(Stored data)
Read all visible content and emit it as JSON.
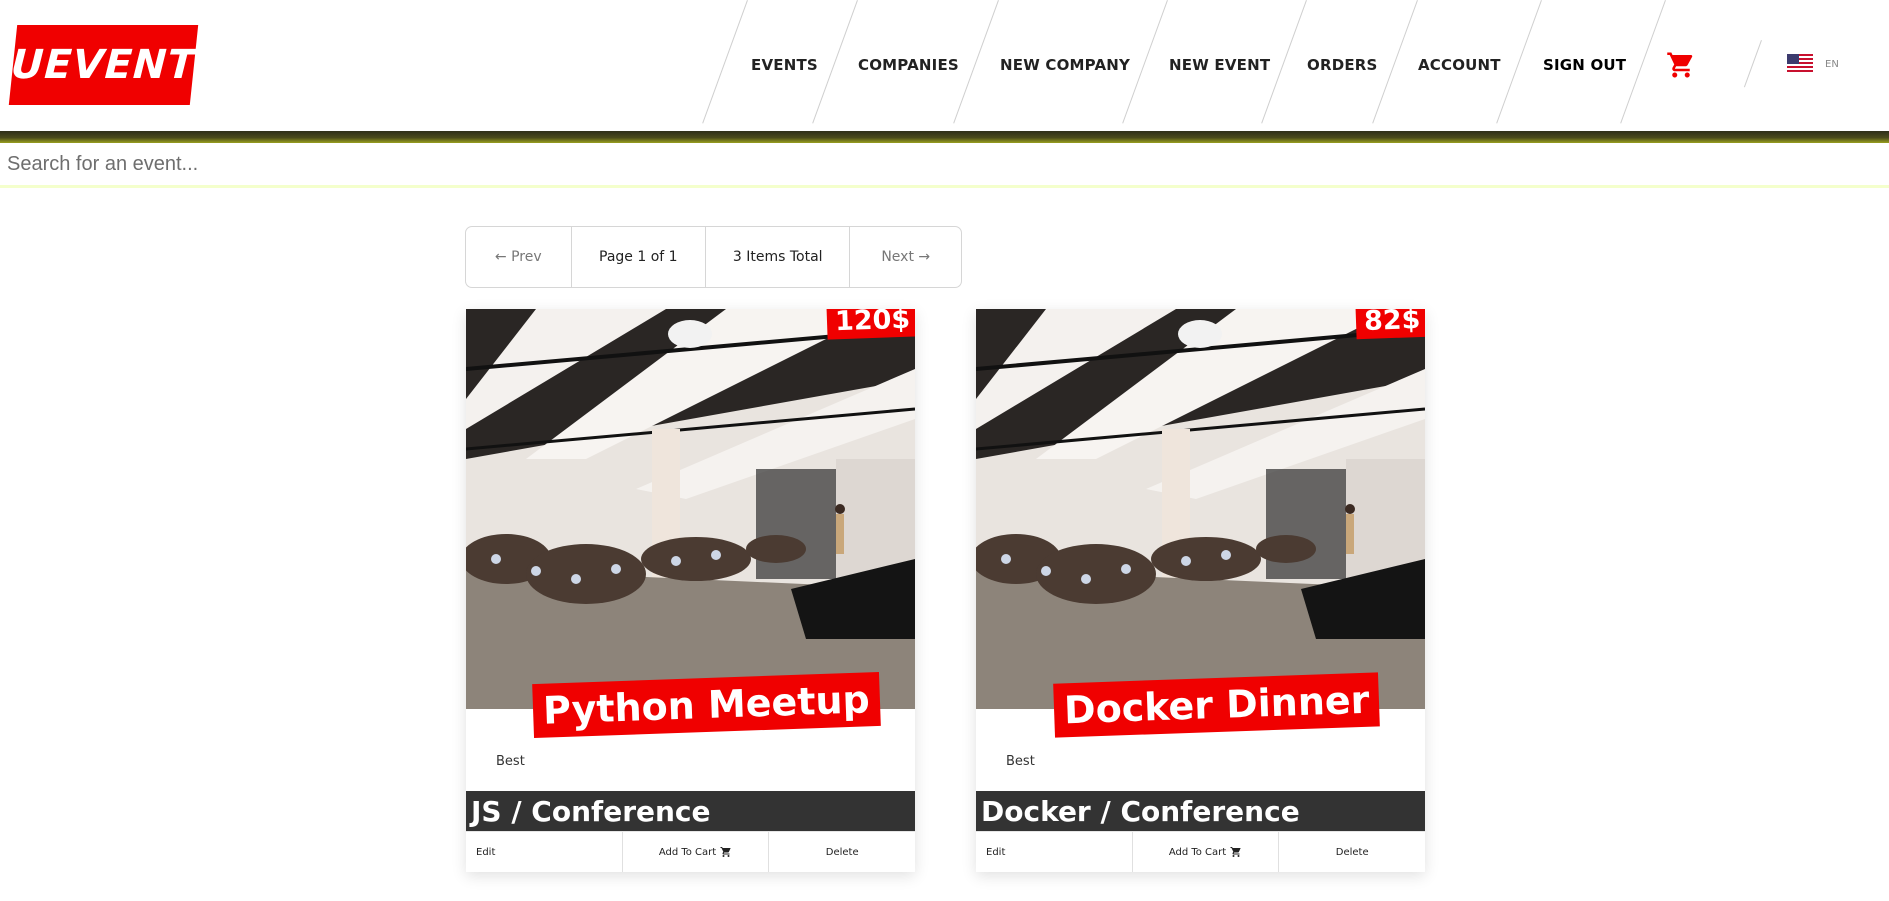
{
  "header": {
    "logo_text": "UEVENT",
    "nav": [
      {
        "label": "EVENTS"
      },
      {
        "label": "COMPANIES"
      },
      {
        "label": "NEW COMPANY"
      },
      {
        "label": "NEW EVENT"
      },
      {
        "label": "ORDERS"
      },
      {
        "label": "ACCOUNT"
      },
      {
        "label": "SIGN OUT"
      }
    ],
    "cart_icon": "cart-icon",
    "language": {
      "flag": "us-flag-icon",
      "label": "EN"
    },
    "colors": {
      "brand": "#f00000",
      "accent_bar": "#4a4a1c"
    }
  },
  "search": {
    "placeholder": "Search for an event...",
    "value": ""
  },
  "pagination": {
    "prev_label": "← Prev",
    "page_label": "Page 1 of 1",
    "total_label": "3 Items Total",
    "next_label": "Next →"
  },
  "events": [
    {
      "price": "120$",
      "title": "Python Meetup",
      "description": "Best",
      "category": "JS / Conference",
      "actions": {
        "edit": "Edit",
        "add_to_cart": "Add To Cart",
        "delete": "Delete"
      }
    },
    {
      "price": "82$",
      "title": "Docker Dinner",
      "description": "Best",
      "category": "Docker / Conference",
      "actions": {
        "edit": "Edit",
        "add_to_cart": "Add To Cart",
        "delete": "Delete"
      }
    }
  ]
}
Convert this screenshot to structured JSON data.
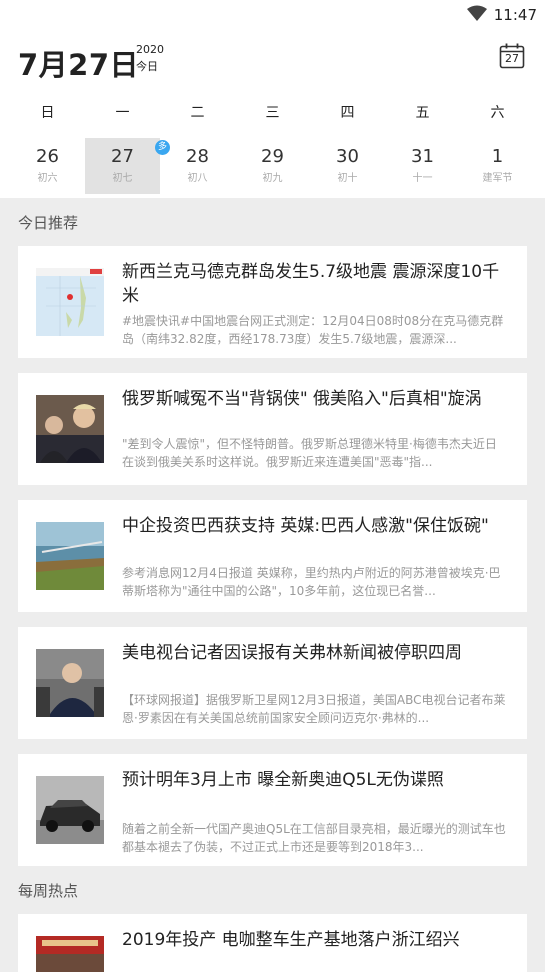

Description of the task: Copy out every line with the word "Docker".

In response:
      "title": "Docker Dinner",
      "category": "Docker / Conference",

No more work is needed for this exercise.